** Opening Provided text block **

In the event of an exposure in a classroom, Kahn said everybody that is exposed will be sent home for 10 days.

However, he said the California Department of Public Health is allowing students to return to campus if the symptoms they display are not related to COVID-19.

"Given things like allergies and that type of thing, if a student exhibits symptoms, the site is to remove a student from the classroom and place them in an isolation room, call a parent ... hopefully goes to get the kid tested," Kahn said.

"If the kid is negative and follows up as asymptomatic, the student may return to school," he added. "They don't have to sit out the 10 days. If it's an ongoing thing, we will accept a doctor's note that it is an ongoing thing and not COVID, and the student can return to school."

Washer said that masks will be required on campus, and schools will have extras on-hand for those who don't bring their own. If a student refuses to wear a mask or accept one from school staff, their parents will be contacted.

"If it has to be that they will be put on a distance learning program, that's what we'll have to do," she said.

Students not comfortable with returning to campus full-time will be allowed to remain on distance learning for the remainder of the school year. As of March 24, some 3,200 elementary school students elected the distance-learning option, along with 2,240 high school students and 850 middle school students.

Ariana Galvan, one of the board's student representatives, said she will be returning to campus Monday, but many of her Tokay High School classmates are apprehensive.

** Closing Provided text block **
** Opening Data extracts block **

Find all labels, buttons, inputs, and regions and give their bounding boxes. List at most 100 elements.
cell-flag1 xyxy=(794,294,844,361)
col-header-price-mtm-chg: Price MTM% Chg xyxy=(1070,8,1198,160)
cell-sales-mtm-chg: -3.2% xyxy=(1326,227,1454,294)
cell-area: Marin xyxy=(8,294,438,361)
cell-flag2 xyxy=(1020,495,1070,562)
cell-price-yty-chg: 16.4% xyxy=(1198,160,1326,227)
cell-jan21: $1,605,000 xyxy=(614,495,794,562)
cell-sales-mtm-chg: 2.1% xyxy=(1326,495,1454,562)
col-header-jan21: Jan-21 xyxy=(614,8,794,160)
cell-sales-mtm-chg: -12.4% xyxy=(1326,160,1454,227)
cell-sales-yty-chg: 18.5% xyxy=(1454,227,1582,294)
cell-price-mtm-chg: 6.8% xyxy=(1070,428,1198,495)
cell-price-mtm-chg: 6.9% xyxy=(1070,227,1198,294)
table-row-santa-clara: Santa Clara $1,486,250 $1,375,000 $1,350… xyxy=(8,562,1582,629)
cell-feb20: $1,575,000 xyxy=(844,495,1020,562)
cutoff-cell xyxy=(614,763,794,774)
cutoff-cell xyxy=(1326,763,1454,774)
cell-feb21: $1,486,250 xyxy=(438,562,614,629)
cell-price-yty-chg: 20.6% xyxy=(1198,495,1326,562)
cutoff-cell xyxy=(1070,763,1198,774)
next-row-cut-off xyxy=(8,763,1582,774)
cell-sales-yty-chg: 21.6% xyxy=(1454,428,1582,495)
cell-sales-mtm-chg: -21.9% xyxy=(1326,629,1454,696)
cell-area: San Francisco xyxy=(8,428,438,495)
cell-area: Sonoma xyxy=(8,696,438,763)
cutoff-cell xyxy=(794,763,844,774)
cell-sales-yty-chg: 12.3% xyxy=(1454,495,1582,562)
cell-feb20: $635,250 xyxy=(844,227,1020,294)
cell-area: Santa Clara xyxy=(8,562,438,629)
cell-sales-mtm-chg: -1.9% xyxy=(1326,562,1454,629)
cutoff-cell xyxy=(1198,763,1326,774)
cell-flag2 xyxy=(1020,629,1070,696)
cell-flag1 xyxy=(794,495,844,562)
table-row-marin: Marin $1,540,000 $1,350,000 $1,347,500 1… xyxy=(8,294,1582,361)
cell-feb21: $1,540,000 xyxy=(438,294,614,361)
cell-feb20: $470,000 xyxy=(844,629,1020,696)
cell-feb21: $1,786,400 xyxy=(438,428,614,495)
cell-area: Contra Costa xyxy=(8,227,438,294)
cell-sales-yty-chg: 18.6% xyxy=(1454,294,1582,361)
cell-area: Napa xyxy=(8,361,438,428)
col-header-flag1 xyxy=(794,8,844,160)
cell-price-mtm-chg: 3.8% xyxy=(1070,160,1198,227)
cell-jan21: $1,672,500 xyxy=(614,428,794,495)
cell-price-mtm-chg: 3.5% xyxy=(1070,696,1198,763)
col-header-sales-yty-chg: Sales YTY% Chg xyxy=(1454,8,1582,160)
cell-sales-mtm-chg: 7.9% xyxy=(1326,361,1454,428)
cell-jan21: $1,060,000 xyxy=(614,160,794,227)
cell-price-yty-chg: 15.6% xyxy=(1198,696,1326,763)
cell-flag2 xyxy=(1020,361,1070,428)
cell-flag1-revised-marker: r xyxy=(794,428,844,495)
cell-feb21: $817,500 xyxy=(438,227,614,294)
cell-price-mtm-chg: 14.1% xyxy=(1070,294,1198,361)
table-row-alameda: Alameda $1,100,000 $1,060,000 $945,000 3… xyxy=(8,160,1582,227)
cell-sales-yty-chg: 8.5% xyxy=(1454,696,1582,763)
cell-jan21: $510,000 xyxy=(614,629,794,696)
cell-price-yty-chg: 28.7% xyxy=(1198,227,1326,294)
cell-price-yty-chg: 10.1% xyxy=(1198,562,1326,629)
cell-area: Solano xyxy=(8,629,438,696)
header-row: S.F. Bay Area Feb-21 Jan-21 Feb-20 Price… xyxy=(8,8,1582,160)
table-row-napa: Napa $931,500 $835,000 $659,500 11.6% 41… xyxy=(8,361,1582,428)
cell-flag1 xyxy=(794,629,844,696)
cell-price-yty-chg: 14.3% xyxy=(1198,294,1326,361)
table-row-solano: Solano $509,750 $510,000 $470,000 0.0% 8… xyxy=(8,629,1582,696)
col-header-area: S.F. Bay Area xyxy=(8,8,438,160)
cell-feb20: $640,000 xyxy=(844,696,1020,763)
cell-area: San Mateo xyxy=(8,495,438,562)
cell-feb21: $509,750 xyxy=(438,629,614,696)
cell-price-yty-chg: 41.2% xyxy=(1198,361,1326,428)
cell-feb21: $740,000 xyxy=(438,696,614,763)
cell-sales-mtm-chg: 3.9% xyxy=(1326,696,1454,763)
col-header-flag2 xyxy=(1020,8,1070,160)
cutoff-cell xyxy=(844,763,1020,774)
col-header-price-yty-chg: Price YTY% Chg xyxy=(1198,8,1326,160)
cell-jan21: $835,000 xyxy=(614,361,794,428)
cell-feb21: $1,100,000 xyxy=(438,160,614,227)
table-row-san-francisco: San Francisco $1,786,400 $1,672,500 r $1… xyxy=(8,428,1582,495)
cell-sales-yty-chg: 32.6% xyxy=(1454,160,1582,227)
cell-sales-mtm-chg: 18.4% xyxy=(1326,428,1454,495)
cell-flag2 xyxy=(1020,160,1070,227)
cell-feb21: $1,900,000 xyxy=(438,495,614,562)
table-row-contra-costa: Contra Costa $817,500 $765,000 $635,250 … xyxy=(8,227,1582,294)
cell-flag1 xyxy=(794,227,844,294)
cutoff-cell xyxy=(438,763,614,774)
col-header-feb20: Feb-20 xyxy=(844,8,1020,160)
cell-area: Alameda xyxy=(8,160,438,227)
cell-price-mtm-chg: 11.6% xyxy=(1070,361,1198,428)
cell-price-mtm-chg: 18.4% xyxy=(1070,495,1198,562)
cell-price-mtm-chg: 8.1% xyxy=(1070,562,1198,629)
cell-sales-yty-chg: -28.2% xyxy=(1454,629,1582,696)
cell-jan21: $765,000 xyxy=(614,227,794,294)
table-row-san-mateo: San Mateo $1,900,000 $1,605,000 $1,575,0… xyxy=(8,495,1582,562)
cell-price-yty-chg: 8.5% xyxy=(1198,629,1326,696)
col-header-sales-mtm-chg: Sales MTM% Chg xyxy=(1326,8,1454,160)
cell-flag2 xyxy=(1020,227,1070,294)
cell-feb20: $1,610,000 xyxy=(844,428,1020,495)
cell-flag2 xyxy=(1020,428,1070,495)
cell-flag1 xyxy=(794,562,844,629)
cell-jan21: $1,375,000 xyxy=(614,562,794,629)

** Closing Data extracts block **

▸ **Activity 1**
In the school reopening article, how long will everyone exposed in a classroom be sent home?
▸ **Activity 2**
Which school levels have distance-learning figures in the school reopening article, and how many students at each level chose that option as of March 24?
▸ **Activity 3**
Extend the school reopening article past its final sentence by a few paragraphs.

▸ **Reply 1**
10 days.

▸ **Reply 2**
- Elementary school: 3,200 students
- High school: 2,240 students
- Middle school: 850 students

▸ **Reply 3**
"A lot of students in my class, first period specifically, one student expressed the fear of going back in person, and when my teacher told him he could do distance learning, he said that changing all of his schedule and his teachers was too difficult for him, and that would actually be worse than going back in-person," she said.

"I do better being with my teachers and talking with them," she added. "I'm actually glad we're going back and would take a week going back (over distance learning) at the least."

A few teachers who spoke during the meeting said while they were excited to see their students in classrooms again, they were worried the district had not completely planned how to instruct students on campus and those learning remotely simultaneously.

"I'm so excited to have my students back in the class full time, but I still have nine out of 23 students on distance learning," Clairmont Elementary School teacher Bethany Harris said.

"I really appreciated the hybrid and Wednesdays distance-learning schedule to catch up with my distance learners and create an assignment," she said. "Now that we're back full days next week, I have less time to create the digital assignments and resources for distance learners and give them the check-in support they might need."

Under the district's hybrid model, which was implemented March 29 when students kindergarten through sixth grade returned to campus, students were split into two groups, with one attending class on Mondays and Thursdays, and the other attending Tuesdays and Fridays.

All students were learning remotely on Wednesdays.

Rebecca Bratcher, a special day class teacher at Beckman Elementary School, said she still has three students on distance learning, and with a full return to campus next week, she won't have time to help them while instructing kids in the classroom. She said her students need as long as six weeks to adjust to the hybrid model before the district considers a full return to campus, and that she did not have the routines down to teach in a classroom all day and communicate with students still at home.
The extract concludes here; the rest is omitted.